GIVEN PROBLEM: Check each line of the entries below for the string "icon" and state how many lines have it, with no other text.

--- Start DATA TO USE ---

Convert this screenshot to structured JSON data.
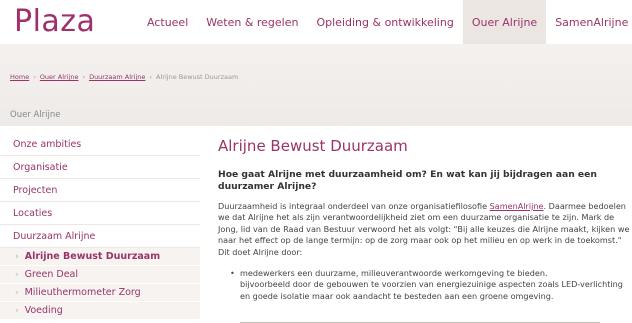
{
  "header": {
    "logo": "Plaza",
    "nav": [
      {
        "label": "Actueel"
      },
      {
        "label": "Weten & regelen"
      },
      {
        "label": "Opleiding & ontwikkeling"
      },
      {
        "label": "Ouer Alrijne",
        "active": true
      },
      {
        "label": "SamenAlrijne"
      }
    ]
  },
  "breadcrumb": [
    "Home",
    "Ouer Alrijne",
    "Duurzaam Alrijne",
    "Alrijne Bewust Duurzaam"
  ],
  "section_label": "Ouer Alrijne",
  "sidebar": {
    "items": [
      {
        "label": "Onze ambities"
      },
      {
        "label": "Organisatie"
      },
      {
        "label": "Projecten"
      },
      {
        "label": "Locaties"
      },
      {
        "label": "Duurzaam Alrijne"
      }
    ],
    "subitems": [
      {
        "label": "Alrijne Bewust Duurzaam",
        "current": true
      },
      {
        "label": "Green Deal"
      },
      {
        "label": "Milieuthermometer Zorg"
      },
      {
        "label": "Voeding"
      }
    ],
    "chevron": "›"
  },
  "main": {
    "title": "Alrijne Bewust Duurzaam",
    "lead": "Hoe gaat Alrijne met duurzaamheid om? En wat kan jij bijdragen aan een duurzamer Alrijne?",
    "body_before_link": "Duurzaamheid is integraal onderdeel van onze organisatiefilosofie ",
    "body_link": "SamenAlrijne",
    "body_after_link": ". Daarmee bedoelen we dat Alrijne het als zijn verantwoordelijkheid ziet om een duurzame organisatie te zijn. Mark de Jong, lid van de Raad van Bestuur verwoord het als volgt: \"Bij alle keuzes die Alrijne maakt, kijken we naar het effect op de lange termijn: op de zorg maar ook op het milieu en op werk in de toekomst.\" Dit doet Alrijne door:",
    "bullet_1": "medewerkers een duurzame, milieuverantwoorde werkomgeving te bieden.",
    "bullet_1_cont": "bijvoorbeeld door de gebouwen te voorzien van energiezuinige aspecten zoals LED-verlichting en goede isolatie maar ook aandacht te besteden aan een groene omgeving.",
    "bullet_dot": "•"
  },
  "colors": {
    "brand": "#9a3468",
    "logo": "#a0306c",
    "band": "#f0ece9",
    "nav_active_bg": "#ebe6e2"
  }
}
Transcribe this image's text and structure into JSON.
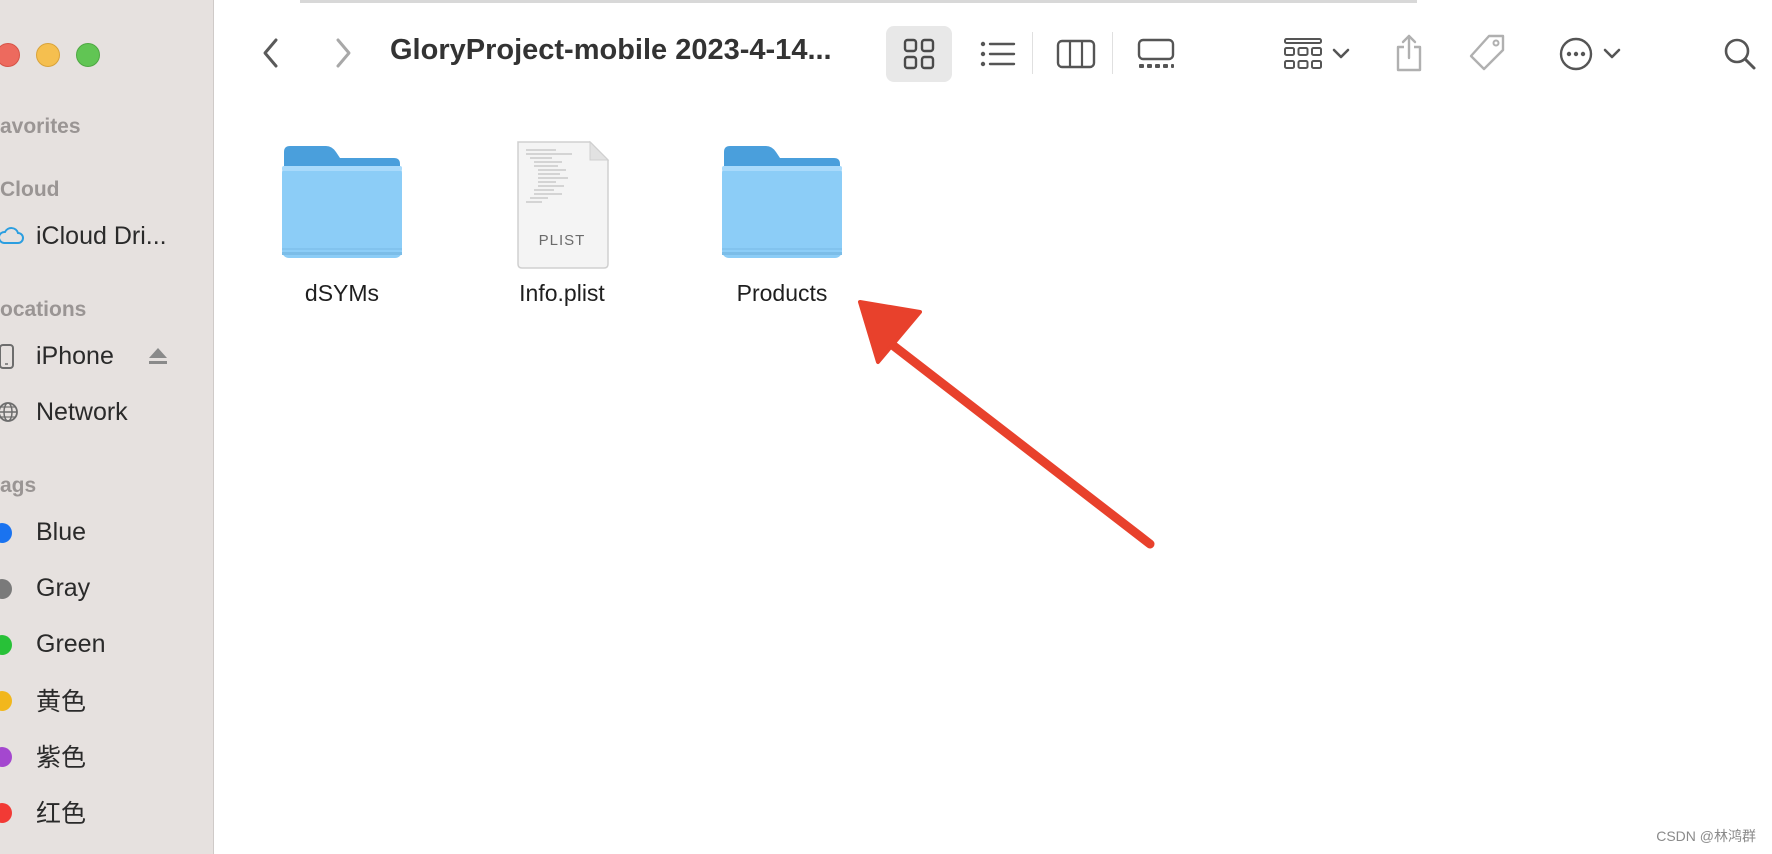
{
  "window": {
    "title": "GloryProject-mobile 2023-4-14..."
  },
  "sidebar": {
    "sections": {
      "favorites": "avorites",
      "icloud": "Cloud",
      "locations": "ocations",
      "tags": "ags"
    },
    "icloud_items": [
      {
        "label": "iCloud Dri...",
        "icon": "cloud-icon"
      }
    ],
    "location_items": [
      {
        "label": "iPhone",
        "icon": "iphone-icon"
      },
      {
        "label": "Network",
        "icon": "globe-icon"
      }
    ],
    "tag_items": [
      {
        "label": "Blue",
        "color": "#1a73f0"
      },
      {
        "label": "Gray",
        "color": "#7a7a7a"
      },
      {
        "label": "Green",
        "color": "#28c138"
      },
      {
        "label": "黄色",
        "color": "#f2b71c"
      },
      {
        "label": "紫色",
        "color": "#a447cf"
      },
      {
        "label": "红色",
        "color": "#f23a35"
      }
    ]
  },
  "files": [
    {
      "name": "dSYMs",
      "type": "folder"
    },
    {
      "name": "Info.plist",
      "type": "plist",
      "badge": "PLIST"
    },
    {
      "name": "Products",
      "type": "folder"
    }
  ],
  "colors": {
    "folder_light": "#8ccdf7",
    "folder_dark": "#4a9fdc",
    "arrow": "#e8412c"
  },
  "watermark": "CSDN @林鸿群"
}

--- End DATA TO USE ---
--- Start DATA TO USE ---

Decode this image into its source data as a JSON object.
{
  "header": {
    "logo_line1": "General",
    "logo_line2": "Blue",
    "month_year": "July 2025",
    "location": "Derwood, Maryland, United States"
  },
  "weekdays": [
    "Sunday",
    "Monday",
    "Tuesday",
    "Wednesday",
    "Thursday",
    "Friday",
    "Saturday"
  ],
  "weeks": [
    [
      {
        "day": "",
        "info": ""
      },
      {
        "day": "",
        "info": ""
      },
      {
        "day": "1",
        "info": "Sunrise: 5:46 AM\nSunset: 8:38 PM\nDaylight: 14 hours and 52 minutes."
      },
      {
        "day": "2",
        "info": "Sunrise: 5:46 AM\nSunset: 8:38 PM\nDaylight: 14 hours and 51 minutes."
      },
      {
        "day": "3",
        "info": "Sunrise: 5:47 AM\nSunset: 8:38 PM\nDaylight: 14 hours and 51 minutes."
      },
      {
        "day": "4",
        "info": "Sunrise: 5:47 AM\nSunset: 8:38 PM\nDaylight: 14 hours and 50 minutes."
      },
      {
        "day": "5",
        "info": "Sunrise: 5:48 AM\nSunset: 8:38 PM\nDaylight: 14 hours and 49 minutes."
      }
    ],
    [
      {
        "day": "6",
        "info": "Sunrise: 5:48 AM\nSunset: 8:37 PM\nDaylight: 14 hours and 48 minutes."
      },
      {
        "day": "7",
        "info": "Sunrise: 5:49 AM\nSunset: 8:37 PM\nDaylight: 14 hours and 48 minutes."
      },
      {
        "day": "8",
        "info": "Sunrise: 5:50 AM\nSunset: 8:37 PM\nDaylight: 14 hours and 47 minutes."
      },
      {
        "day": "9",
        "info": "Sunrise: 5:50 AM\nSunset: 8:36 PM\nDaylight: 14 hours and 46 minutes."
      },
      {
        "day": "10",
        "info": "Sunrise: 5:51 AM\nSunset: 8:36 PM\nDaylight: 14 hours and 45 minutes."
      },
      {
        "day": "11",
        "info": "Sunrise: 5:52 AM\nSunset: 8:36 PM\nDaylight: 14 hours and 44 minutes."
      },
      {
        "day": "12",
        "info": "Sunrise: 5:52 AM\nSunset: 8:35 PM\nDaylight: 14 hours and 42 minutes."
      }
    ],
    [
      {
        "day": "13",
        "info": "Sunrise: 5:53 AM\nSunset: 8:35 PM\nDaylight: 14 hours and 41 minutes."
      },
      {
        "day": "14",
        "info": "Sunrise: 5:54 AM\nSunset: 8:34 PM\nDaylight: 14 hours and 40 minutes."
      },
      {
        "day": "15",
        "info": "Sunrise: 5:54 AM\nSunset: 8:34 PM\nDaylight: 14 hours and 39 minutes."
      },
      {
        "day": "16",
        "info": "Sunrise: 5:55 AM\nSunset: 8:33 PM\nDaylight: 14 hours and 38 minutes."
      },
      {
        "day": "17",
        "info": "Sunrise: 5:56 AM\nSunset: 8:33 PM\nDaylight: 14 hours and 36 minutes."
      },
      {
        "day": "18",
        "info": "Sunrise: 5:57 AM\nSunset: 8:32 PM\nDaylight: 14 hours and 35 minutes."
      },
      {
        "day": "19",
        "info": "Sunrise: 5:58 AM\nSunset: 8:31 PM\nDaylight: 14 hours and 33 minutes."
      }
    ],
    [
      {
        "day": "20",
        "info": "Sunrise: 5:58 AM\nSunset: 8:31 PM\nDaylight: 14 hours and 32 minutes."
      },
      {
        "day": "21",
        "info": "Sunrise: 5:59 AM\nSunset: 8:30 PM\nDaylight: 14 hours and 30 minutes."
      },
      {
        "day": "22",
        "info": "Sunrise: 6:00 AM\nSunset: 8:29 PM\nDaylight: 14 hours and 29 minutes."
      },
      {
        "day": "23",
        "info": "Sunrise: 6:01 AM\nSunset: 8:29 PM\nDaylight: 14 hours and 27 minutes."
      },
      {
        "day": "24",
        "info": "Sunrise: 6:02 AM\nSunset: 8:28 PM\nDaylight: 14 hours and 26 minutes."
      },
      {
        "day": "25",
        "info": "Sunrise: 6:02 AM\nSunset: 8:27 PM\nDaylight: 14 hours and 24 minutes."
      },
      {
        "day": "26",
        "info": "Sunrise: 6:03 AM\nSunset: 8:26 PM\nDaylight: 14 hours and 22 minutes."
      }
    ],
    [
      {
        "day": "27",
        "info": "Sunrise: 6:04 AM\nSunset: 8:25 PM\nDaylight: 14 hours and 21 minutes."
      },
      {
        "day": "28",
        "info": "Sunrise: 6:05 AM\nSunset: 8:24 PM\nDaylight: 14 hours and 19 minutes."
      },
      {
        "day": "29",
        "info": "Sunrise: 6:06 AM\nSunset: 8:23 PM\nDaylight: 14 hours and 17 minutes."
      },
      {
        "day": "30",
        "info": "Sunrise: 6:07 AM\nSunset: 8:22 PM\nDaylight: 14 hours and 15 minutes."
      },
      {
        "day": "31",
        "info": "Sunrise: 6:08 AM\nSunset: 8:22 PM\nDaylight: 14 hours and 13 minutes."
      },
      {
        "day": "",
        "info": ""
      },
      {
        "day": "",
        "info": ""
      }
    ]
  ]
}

--- End DATA TO USE ---

PROBLEM SOLUTION: 3